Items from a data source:
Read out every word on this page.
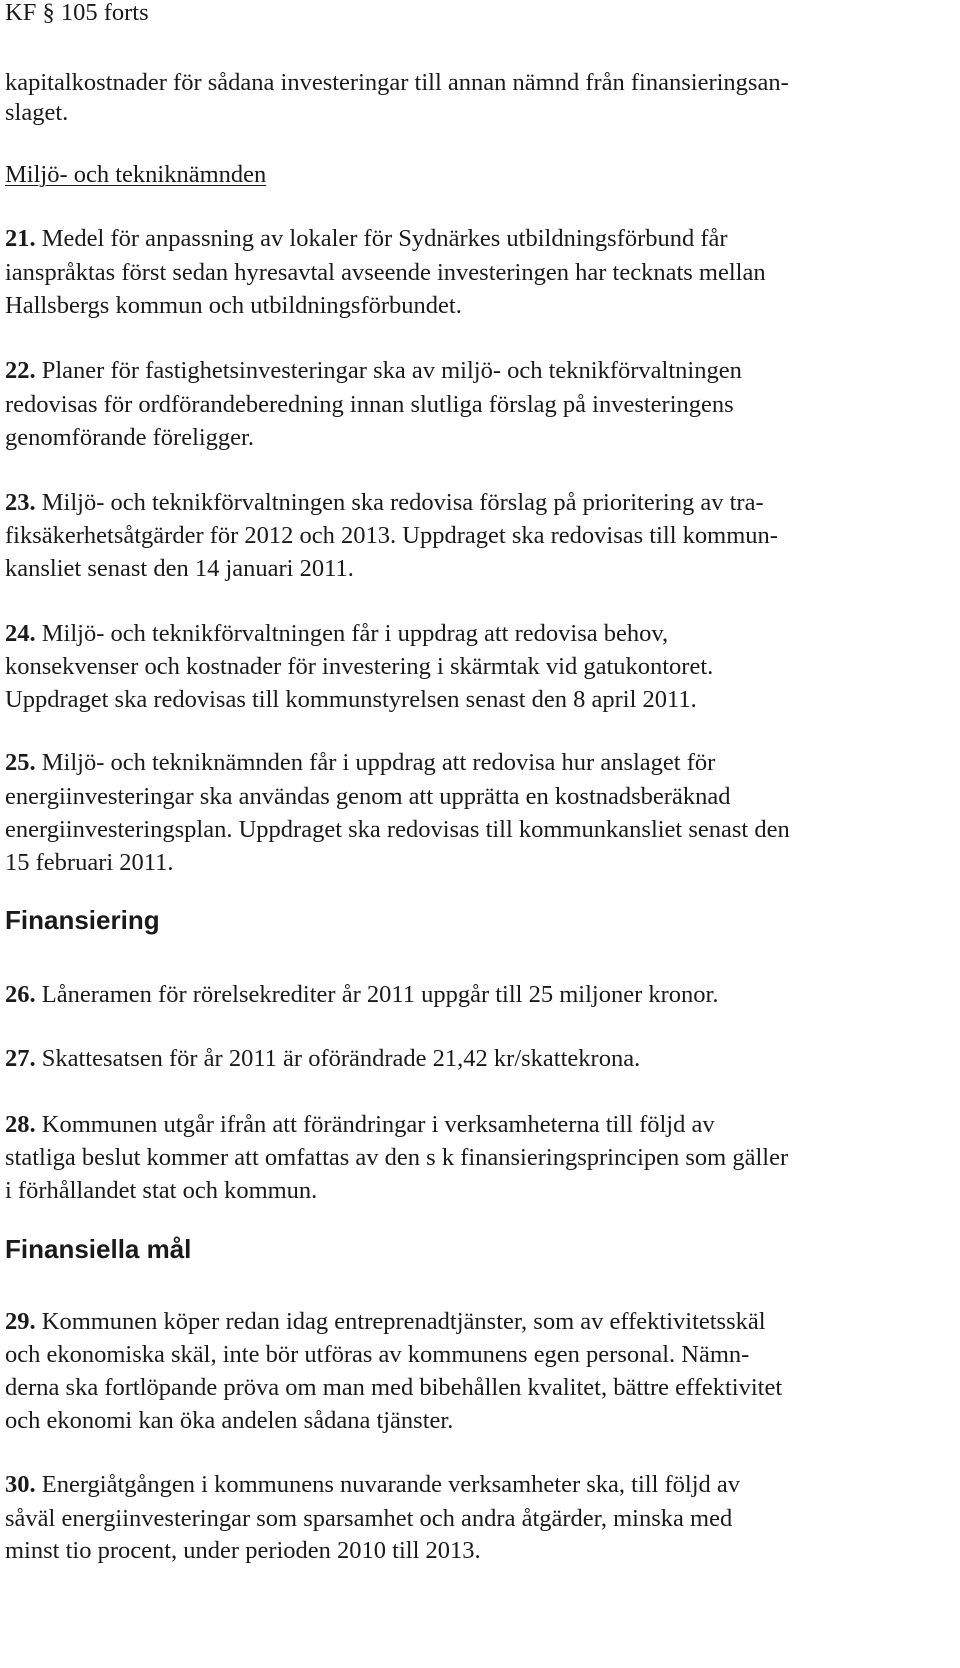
KF § 105 forts
kapitalkostnader för sådana investeringar till annan nämnd från finansieringsan-
slaget.
Miljö- och tekniknämnden
21. Medel för anpassning av lokaler för Sydnärkes utbildningsförbund får
ianspråktas först sedan hyresavtal avseende investeringen har tecknats mellan
Hallsbergs kommun och utbildningsförbundet.
22. Planer för fastighetsinvesteringar ska av miljö- och teknikförvaltningen
redovisas för ordförandeberedning innan slutliga förslag på investeringens
genomförande föreligger.
23. Miljö- och teknikförvaltningen ska redovisa förslag på prioritering av tra-
fiksäkerhetsåtgärder för 2012 och 2013. Uppdraget ska redovisas till kommun-
kansliet senast den 14 januari 2011.
24. Miljö- och teknikförvaltningen får i uppdrag att redovisa behov,
konsekvenser och kostnader för investering i skärmtak vid gatukontoret.
Uppdraget ska redovisas till kommunstyrelsen senast den 8 april 2011.
25. Miljö- och tekniknämnden får i uppdrag att redovisa hur anslaget för
energiinvesteringar ska användas genom att upprätta en kostnadsberäknad
energiinvesteringsplan. Uppdraget ska redovisas till kommunkansliet senast den
15 februari 2011.
Finansiering
26. Låneramen för rörelsekrediter år 2011 uppgår till 25 miljoner kronor.
27. Skattesatsen för år 2011 är oförändrade 21,42 kr/skattekrona.
28. Kommunen utgår ifrån att förändringar i verksamheterna till följd av
statliga beslut kommer att omfattas av den s k finansieringsprincipen som gäller
i förhållandet stat och kommun.
Finansiella mål
29. Kommunen köper redan idag entreprenadtjänster, som av effektivitetsskäl
och ekonomiska skäl, inte bör utföras av kommunens egen personal. Nämn-
derna ska fortlöpande pröva om man med bibehållen kvalitet, bättre effektivitet
och ekonomi kan öka andelen sådana tjänster.
30. Energiåtgången i kommunens nuvarande verksamheter ska, till följd av
såväl energiinvesteringar som sparsamhet och andra åtgärder, minska med
minst tio procent, under perioden 2010 till 2013.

**Problem description**
Where a line above holds the string "Uppdraget", copy that line.

**Response to the exercise**
fiksäkerhetsåtgärder för 2012 och 2013. Uppdraget ska redovisas till kommun-
Uppdraget ska redovisas till kommunstyrelsen senast den 8 april 2011.
energiinvesteringsplan. Uppdraget ska redovisas till kommunkansliet senast den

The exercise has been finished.